- **TASK TO CARRY OUT**:
In the entries below, find every line with "What" and copy it.
··· PROVIDED ENTRIES ···
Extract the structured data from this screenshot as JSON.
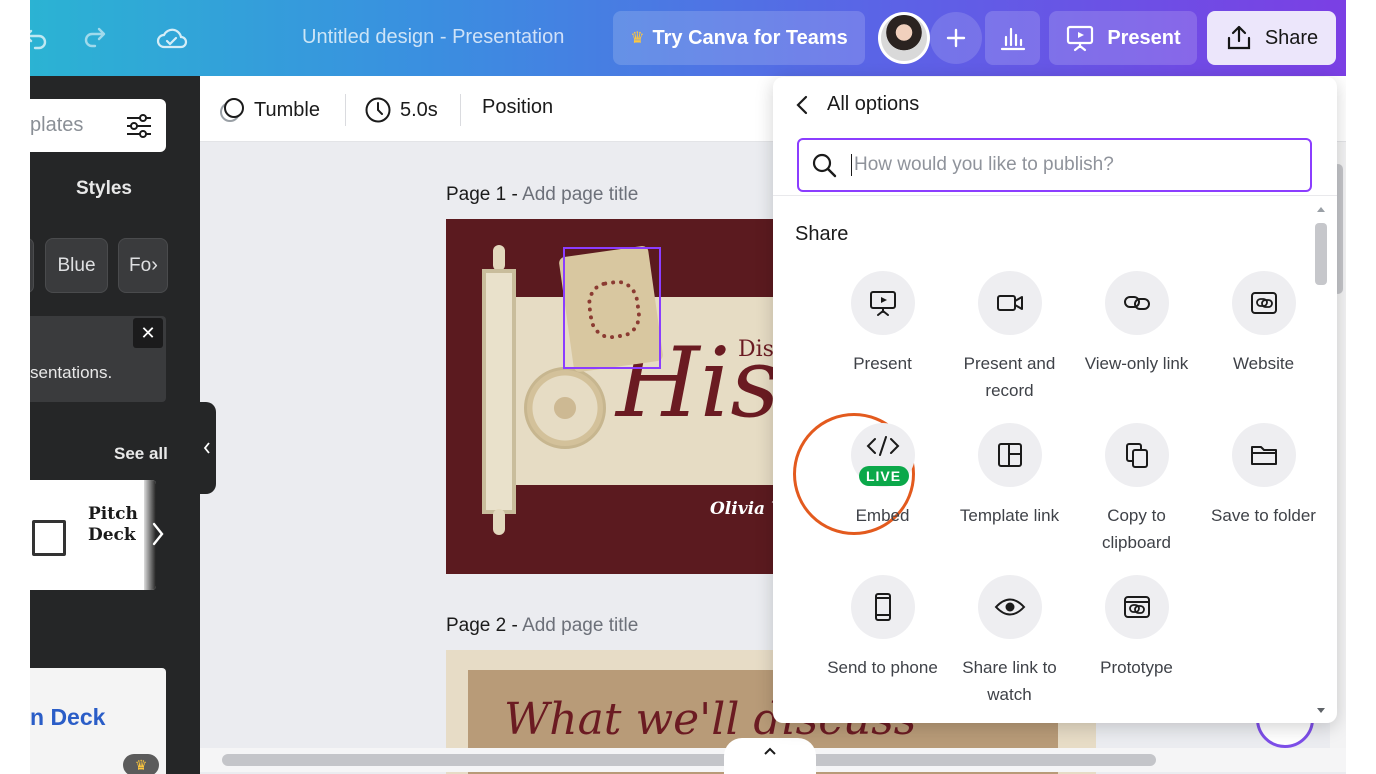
{
  "topbar": {
    "title": "Untitled design - Presentation",
    "teams_label": "Try Canva for Teams",
    "present_label": "Present",
    "share_label": "Share"
  },
  "leftpanel": {
    "search_text": "plates",
    "styles_heading": "Styles",
    "chips": [
      "Blue",
      "Fo"
    ],
    "notice_text": "sentations.",
    "close_symbol": "✕",
    "see_all": "See all",
    "template1_title_line1": "Pitch",
    "template1_title_line2": "Deck",
    "template2_title": "n Deck"
  },
  "toolbar": {
    "transition": "Tumble",
    "duration": "5.0s",
    "position": "Position"
  },
  "canvas": {
    "page1_label": "Page 1 - ",
    "page1_title_placeholder": "Add page title",
    "page2_label": "Page 2 - ",
    "page2_title_placeholder": "Add page title",
    "slide1_title": "His",
    "slide1_subtitle": "Disc",
    "slide1_author": "Olivia W",
    "slide2_title": "What we'll discuss"
  },
  "share_panel": {
    "back_label": "All options",
    "search_placeholder": "How would you like to publish?",
    "section_heading": "Share",
    "live_badge": "LIVE",
    "options": [
      {
        "label": "Present",
        "icon": "present-icon"
      },
      {
        "label": "Present and record",
        "icon": "video-camera-icon"
      },
      {
        "label": "View-only link",
        "icon": "link-icon"
      },
      {
        "label": "Website",
        "icon": "website-icon"
      },
      {
        "label": "Embed",
        "icon": "code-icon"
      },
      {
        "label": "Template link",
        "icon": "template-layout-icon"
      },
      {
        "label": "Copy to clipboard",
        "icon": "copy-icon"
      },
      {
        "label": "Save to folder",
        "icon": "folder-icon"
      },
      {
        "label": "Send to phone",
        "icon": "phone-icon"
      },
      {
        "label": "Share link to watch",
        "icon": "eye-icon"
      },
      {
        "label": "Prototype",
        "icon": "prototype-icon"
      }
    ]
  },
  "colors": {
    "accent": "#8b3dff",
    "highlight": "#e35a1e",
    "live": "#0ba84a"
  }
}
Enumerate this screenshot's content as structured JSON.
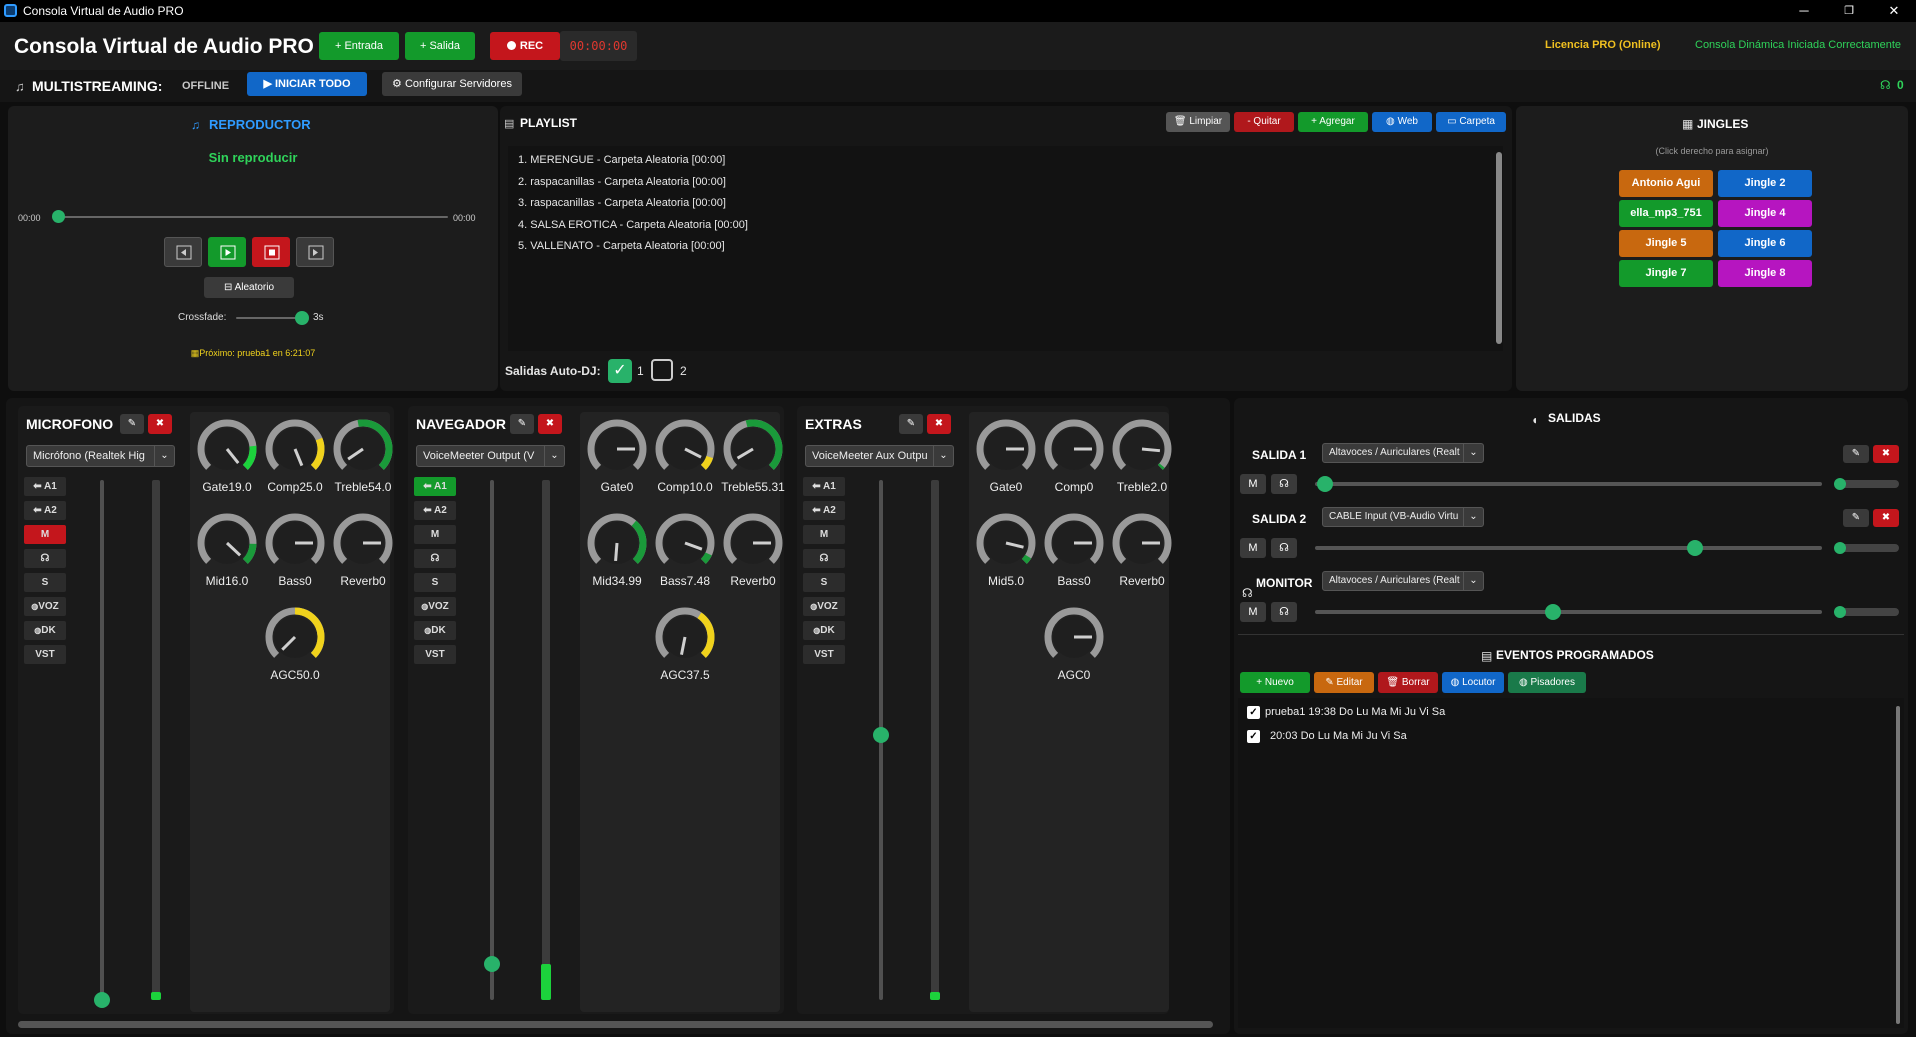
{
  "window": {
    "title": "Consola Virtual de Audio PRO",
    "minimize": "─",
    "maximize": "❐",
    "close": "✕"
  },
  "header": {
    "title": "Consola Virtual de Audio PRO",
    "add_input": "+ Entrada",
    "add_output": "+ Salida",
    "rec_label": "REC",
    "rec_time": "00:00:00",
    "license": "Licencia PRO (Online)",
    "status": "Consola Dinámica Iniciada Correctamente"
  },
  "multistream": {
    "label": "MULTISTREAMING:",
    "state": "OFFLINE",
    "start_all": "▶ INICIAR TODO",
    "configure": "Configurar Servidores",
    "listeners": "0"
  },
  "player": {
    "title": "REPRODUCTOR",
    "now_playing": "Sin reproducir",
    "time_start": "00:00",
    "time_end": "00:00",
    "progress": 0,
    "shuffle": "Aleatorio",
    "crossfade_label": "Crossfade:",
    "crossfade_value": "3s",
    "crossfade_level": 0.8,
    "next": "Próximo: prueba1 en 6:21:07"
  },
  "playlist": {
    "title": "PLAYLIST",
    "buttons": {
      "clear": "Limpiar",
      "remove": "- Quitar",
      "add": "+ Agregar",
      "web": "Web",
      "folder": "Carpeta"
    },
    "items": [
      "1.  MERENGUE - Carpeta Aleatoria  [00:00]",
      "2.  raspacanillas - Carpeta Aleatoria  [00:00]",
      "3.  raspacanillas - Carpeta Aleatoria  [00:00]",
      "4.  SALSA EROTICA - Carpeta Aleatoria  [00:00]",
      "5.  VALLENATO - Carpeta Aleatoria  [00:00]"
    ],
    "autodj_label": "Salidas Auto-DJ:",
    "autodj_outputs": [
      {
        "label": "1",
        "checked": true
      },
      {
        "label": "2",
        "checked": false
      }
    ]
  },
  "jingles": {
    "title": "JINGLES",
    "hint": "(Click derecho para asignar)",
    "items": [
      {
        "label": "Antonio Agui",
        "color": "#c8680f"
      },
      {
        "label": "Jingle 2",
        "color": "#1167c8"
      },
      {
        "label": "ella_mp3_751",
        "color": "#139a2b"
      },
      {
        "label": "Jingle 4",
        "color": "#b615c0"
      },
      {
        "label": "Jingle 5",
        "color": "#c8680f"
      },
      {
        "label": "Jingle 6",
        "color": "#1167c8"
      },
      {
        "label": "Jingle 7",
        "color": "#139a2b"
      },
      {
        "label": "Jingle 8",
        "color": "#b615c0"
      }
    ]
  },
  "routing": {
    "a1": "⬅ A1",
    "a2": "⬅ A2",
    "mute": "M",
    "solo": "S",
    "voz": "VOZ",
    "dk": "DK",
    "vst": "VST"
  },
  "channels": [
    {
      "name": "MICROFONO",
      "device": "Micrófono (Realtek Hig",
      "a1_active": false,
      "mute_active": true,
      "knobs": [
        {
          "label": "Gate19.0",
          "value": 19.0,
          "color": "#1cd23c"
        },
        {
          "label": "Comp25.0",
          "value": 25.0,
          "color": "#f0d21c"
        },
        {
          "label": "Treble54.0",
          "value": 54.0,
          "color": "#1a9a3a"
        },
        {
          "label": "Mid16.0",
          "value": 16.0,
          "color": "#1a9a3a"
        },
        {
          "label": "Bass0",
          "value": 0,
          "color": "#1a9a3a"
        },
        {
          "label": "Reverb0",
          "value": 0,
          "color": "#1a9a3a"
        },
        {
          "label": "AGC50.0",
          "value": 50.0,
          "color": "#f0d21c"
        }
      ],
      "fader": 0.0,
      "meter": 0.0
    },
    {
      "name": "NAVEGADOR",
      "device": "VoiceMeeter Output (V",
      "a1_active": true,
      "mute_active": false,
      "knobs": [
        {
          "label": "Gate0",
          "value": 0,
          "color": "#1a9a3a"
        },
        {
          "label": "Comp10.0",
          "value": 10.0,
          "color": "#f0d21c"
        },
        {
          "label": "Treble55.31",
          "value": 55.31,
          "color": "#1a9a3a"
        },
        {
          "label": "Mid34.99",
          "value": 34.99,
          "color": "#1a9a3a"
        },
        {
          "label": "Bass7.48",
          "value": 7.48,
          "color": "#1a9a3a"
        },
        {
          "label": "Reverb0",
          "value": 0,
          "color": "#1a9a3a"
        },
        {
          "label": "AGC37.5",
          "value": 37.5,
          "color": "#f0d21c"
        }
      ],
      "fader": 0.07,
      "meter": 0.07
    },
    {
      "name": "EXTRAS",
      "device": "VoiceMeeter Aux Outpu",
      "a1_active": false,
      "mute_active": false,
      "knobs": [
        {
          "label": "Gate0",
          "value": 0,
          "color": "#1a9a3a"
        },
        {
          "label": "Comp0",
          "value": 0,
          "color": "#f0d21c"
        },
        {
          "label": "Treble2.0",
          "value": 2.0,
          "color": "#1a9a3a"
        },
        {
          "label": "Mid5.0",
          "value": 5.0,
          "color": "#1a9a3a"
        },
        {
          "label": "Bass0",
          "value": 0,
          "color": "#1a9a3a"
        },
        {
          "label": "Reverb0",
          "value": 0,
          "color": "#1a9a3a"
        },
        {
          "label": "AGC0",
          "value": 0,
          "color": "#f0d21c"
        }
      ],
      "fader": 0.51,
      "meter": 0.0
    }
  ],
  "outputs": {
    "title": "SALIDAS",
    "items": [
      {
        "label": "SALIDA 1",
        "device": "Altavoces / Auriculares (Realt",
        "level": 0.02,
        "meter": 0.02,
        "deletable": true
      },
      {
        "label": "SALIDA 2",
        "device": "CABLE Input (VB-Audio Virtu",
        "level": 0.75,
        "meter": 0.02,
        "deletable": true
      },
      {
        "label": "MONITOR",
        "device": "Altavoces / Auriculares (Realt",
        "level": 0.47,
        "meter": 0.02,
        "deletable": false
      }
    ],
    "mute": "M"
  },
  "events": {
    "title": "EVENTOS PROGRAMADOS",
    "buttons": {
      "new": "+ Nuevo",
      "edit": "Editar",
      "delete": "Borrar",
      "announcer": "Locutor",
      "stepper": "Pisadores"
    },
    "items": [
      {
        "text": "prueba1  19:38  Do Lu Ma Mi Ju Vi Sa",
        "checked": true
      },
      {
        "text": "20:03  Do Lu Ma Mi Ju Vi Sa",
        "checked": true
      }
    ]
  }
}
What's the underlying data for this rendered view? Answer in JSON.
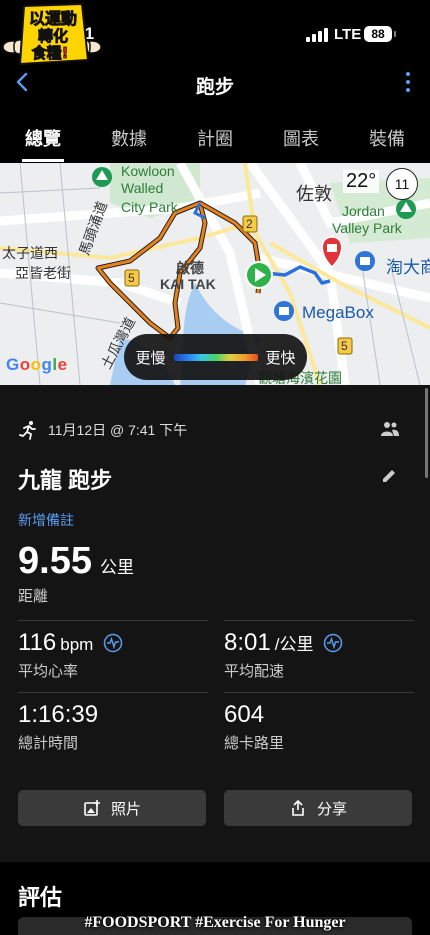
···
- **EXERCISE OUTPUT**:
    "slide2_title": "What we'll discuss"
What's the underlying data for this rendered view? Answer in JSON.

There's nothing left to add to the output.